Excerpts from a figure dataset:
════════

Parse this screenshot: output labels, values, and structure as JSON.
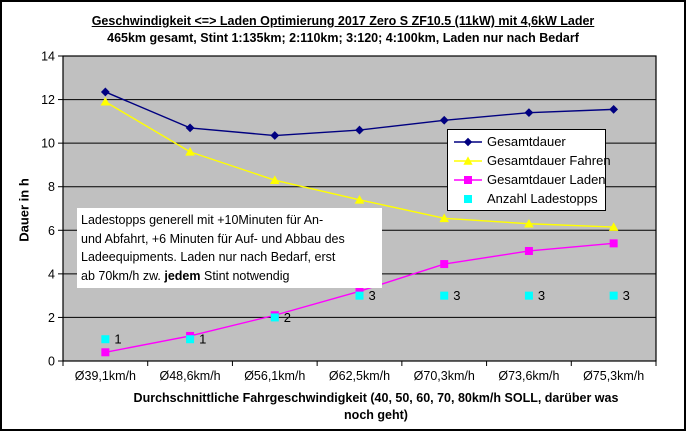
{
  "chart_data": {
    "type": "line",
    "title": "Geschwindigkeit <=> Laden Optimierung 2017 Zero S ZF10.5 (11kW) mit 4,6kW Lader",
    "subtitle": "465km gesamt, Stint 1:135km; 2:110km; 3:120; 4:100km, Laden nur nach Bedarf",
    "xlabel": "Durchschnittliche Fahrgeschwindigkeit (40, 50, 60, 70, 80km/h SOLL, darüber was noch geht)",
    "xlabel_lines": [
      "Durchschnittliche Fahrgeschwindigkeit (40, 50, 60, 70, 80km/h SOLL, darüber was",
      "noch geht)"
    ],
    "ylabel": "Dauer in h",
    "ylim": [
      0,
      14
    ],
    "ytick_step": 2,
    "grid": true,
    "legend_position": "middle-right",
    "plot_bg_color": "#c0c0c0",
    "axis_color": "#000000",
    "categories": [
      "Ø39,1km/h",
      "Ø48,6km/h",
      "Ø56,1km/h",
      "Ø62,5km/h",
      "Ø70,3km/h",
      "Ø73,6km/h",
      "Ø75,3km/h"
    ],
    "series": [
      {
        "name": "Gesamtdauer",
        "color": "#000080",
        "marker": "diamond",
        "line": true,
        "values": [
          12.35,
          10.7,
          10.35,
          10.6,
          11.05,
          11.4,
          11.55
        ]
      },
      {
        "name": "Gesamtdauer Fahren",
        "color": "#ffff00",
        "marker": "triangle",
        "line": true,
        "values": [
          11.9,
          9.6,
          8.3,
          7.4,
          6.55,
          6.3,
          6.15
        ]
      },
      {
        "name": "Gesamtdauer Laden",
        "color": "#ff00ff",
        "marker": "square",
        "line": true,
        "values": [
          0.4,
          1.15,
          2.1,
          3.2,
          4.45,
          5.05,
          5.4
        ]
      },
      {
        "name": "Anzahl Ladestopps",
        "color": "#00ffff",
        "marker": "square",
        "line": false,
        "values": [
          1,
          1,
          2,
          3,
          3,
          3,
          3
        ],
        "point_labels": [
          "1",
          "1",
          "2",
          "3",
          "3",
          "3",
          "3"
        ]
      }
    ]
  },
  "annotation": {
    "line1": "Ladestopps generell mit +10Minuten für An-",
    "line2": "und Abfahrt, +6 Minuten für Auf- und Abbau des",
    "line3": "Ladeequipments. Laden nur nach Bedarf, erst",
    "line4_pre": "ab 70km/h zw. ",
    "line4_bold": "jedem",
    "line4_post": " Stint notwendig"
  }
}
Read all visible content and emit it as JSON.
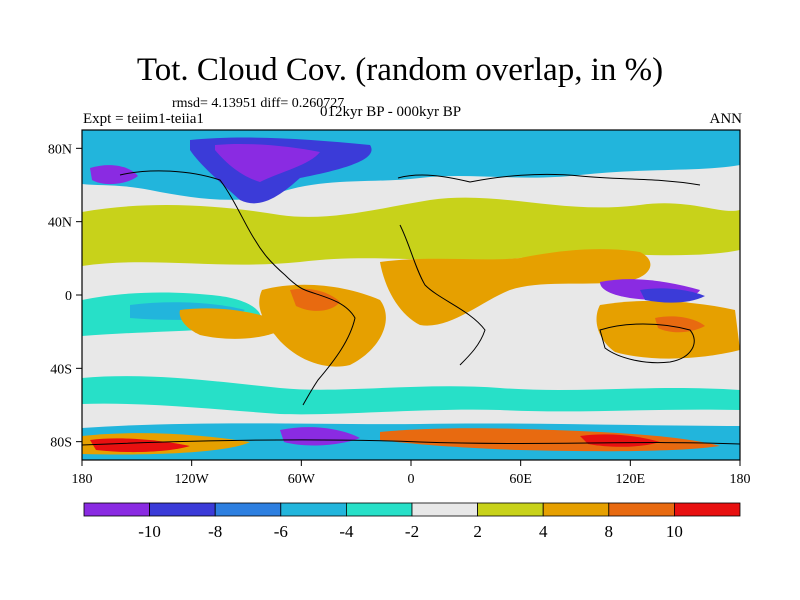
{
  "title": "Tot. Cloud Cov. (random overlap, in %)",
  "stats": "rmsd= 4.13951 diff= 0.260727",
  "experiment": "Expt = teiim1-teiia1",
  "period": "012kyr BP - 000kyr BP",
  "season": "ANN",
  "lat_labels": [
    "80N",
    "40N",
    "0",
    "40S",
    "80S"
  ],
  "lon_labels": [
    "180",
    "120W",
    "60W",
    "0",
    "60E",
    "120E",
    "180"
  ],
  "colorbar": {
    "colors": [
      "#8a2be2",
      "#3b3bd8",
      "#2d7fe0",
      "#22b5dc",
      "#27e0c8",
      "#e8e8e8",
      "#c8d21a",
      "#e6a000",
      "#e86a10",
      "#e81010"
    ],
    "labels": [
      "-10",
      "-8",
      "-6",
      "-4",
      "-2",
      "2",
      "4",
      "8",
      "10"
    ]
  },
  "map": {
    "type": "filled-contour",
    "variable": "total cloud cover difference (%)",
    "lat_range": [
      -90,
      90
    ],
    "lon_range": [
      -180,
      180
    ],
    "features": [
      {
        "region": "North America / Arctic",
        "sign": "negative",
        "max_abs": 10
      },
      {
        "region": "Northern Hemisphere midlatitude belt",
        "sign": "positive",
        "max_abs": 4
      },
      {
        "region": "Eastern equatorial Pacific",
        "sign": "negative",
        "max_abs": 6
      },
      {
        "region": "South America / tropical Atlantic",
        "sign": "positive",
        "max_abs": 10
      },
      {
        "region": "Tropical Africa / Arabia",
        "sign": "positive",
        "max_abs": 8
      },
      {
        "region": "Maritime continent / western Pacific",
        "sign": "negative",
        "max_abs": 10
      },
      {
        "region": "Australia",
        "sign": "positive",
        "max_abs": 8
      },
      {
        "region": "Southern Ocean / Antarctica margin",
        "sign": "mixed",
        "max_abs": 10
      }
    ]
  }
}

════════

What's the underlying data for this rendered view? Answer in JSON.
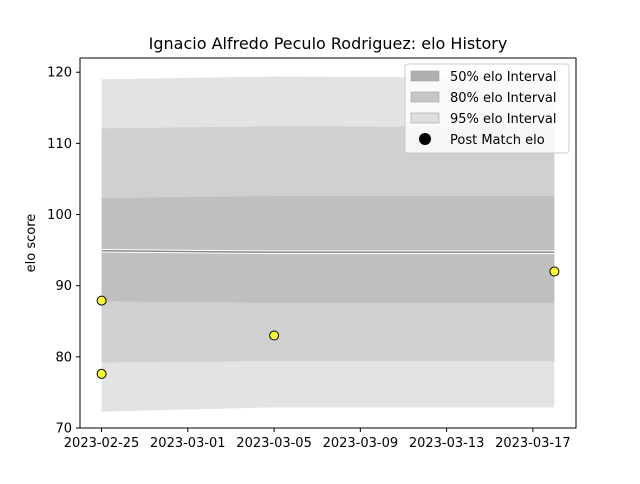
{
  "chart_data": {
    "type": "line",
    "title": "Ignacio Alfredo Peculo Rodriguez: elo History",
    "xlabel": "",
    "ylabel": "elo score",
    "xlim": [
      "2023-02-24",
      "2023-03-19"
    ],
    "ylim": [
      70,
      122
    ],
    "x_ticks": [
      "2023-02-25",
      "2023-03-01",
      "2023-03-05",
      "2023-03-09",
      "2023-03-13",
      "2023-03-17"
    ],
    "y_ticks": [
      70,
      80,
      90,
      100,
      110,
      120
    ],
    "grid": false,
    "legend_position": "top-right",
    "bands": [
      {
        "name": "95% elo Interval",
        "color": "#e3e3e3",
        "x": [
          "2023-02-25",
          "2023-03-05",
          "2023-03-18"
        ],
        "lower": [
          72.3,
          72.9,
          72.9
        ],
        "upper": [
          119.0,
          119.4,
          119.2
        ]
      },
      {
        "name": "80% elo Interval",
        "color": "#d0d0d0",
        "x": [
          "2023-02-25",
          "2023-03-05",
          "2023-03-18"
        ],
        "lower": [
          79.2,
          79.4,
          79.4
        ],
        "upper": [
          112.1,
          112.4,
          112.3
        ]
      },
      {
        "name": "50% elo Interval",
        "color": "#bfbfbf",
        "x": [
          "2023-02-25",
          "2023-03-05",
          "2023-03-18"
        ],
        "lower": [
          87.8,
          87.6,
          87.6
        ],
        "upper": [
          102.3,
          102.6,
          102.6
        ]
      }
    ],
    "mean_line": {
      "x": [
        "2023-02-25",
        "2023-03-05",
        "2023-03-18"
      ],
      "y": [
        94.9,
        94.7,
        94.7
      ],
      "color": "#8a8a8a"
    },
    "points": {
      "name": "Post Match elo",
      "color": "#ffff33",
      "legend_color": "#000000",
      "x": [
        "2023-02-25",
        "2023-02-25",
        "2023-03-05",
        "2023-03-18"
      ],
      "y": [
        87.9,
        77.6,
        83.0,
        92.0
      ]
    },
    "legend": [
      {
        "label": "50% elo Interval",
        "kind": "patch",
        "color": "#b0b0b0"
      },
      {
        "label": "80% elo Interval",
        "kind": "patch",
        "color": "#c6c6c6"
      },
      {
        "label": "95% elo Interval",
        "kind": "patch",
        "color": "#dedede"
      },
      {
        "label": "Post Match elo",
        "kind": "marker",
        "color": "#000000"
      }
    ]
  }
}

════════

= WHAT TO DO =
Say how many lines above hold the word "Stint", giving only the count.

= SOLVED EXERCISE =
2